### Required task
Repeat the full listing, word for word.

>> begin

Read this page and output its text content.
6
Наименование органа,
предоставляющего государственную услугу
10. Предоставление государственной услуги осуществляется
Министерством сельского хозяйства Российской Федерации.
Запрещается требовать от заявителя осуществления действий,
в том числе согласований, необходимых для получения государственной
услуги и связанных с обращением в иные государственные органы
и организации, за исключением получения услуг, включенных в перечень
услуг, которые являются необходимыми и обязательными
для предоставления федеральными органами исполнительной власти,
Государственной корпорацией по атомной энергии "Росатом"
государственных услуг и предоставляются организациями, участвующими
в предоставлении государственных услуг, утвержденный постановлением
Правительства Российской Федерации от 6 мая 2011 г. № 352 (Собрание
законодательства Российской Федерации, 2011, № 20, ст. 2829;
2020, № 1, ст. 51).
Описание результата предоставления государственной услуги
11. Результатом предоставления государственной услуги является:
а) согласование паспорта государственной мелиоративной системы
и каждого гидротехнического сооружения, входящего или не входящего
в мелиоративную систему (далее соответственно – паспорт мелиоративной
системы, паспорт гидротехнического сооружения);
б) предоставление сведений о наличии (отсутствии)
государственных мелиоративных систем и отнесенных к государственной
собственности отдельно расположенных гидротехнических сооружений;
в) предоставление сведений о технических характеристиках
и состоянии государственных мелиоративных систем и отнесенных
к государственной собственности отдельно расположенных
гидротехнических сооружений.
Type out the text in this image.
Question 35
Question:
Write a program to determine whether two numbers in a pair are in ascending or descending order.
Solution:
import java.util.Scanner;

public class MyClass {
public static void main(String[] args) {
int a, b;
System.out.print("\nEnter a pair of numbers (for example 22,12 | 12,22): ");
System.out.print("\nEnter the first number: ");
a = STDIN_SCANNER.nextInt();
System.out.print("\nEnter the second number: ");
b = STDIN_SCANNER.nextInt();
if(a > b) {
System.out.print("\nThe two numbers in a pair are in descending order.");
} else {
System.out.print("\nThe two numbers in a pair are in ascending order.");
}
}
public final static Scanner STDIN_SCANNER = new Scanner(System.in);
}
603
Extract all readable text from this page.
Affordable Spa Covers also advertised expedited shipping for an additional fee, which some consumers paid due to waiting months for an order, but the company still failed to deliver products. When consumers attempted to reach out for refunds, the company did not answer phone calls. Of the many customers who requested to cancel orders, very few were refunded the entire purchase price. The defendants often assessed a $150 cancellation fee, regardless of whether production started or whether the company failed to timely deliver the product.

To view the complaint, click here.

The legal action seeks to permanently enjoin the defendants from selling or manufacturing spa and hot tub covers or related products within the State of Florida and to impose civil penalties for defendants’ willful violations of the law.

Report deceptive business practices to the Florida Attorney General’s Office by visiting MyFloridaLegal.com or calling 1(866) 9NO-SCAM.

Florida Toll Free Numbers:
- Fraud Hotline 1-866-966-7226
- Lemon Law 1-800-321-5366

>> end

### Finished task
Read this page and output its text content.
6
Наименование органа,
предоставляющего государственную услугу
10. Предоставление государственной услуги осуществляется
Министерством сельского хозяйства Российской Федерации.
Запрещается требовать от заявителя осуществления действий,
в том числе согласований, необходимых для получения государственной
услуги и связанных с обращением в иные государственные органы
и организации, за исключением получения услуг, включенных в перечень
услуг, которые являются необходимыми и обязательными
для предоставления федеральными органами исполнительной власти,
Государственной корпорацией по атомной энергии "Росатом"
государственных услуг и предоставляются организациями, участвующими
в предоставлении государственных услуг, утвержденный постановлением
Правительства Российской Федерации от 6 мая 2011 г. № 352 (Собрание
законодательства Российской Федерации, 2011, № 20, ст. 2829;
2020, № 1, ст. 51).
Описание результата предоставления государственной услуги
11. Результатом предоставления государственной услуги является:
а) согласование паспорта государственной мелиоративной системы
и каждого гидротехнического сооружения, входящего или не входящего
в мелиоративную систему (далее соответственно – паспорт мелиоративной
системы, паспорт гидротехнического сооружения);
б) предоставление сведений о наличии (отсутствии)
государственных мелиоративных систем и отнесенных к государственной
собственности отдельно расположенных гидротехнических сооружений;
в) предоставление сведений о технических характеристиках
и состоянии государственных мелиоративных систем и отнесенных
к государственной собственности отдельно расположенных
гидротехнических сооружений.
Type out the text in this image.
Question 35
Question:
Write a program to determine whether two numbers in a pair are in ascending or descending order.
Solution:
import java.util.Scanner;

public class MyClass {
public static void main(String[] args) {
int a, b;
System.out.print("\nEnter a pair of numbers (for example 22,12 | 12,22): ");
System.out.print("\nEnter the first number: ");
a = STDIN_SCANNER.nextInt();
System.out.print("\nEnter the second number: ");
b = STDIN_SCANNER.nextInt();
if(a > b) {
System.out.print("\nThe two numbers in a pair are in descending order.");
} else {
System.out.print("\nThe two numbers in a pair are in ascending order.");
}
}
public final static Scanner STDIN_SCANNER = new Scanner(System.in);
}
603
Extract all readable text from this page.
Affordable Spa Covers also advertised expedited shipping for an additional fee, which some consumers paid due to waiting months for an order, but the company still failed to deliver products. When consumers attempted to reach out for refunds, the company did not answer phone calls. Of the many customers who requested to cancel orders, very few were refunded the entire purchase price. The defendants often assessed a $150 cancellation fee, regardless of whether production started or whether the company failed to timely deliver the product.

To view the complaint, click here.

The legal action seeks to permanently enjoin the defendants from selling or manufacturing spa and hot tub covers or related products within the State of Florida and to impose civil penalties for defendants’ willful violations of the law.

Report deceptive business practices to the Florida Attorney General’s Office by visiting MyFloridaLegal.com or calling 1(866) 9NO-SCAM.

Florida Toll Free Numbers:
- Fraud Hotline 1-866-966-7226
- Lemon Law 1-800-321-5366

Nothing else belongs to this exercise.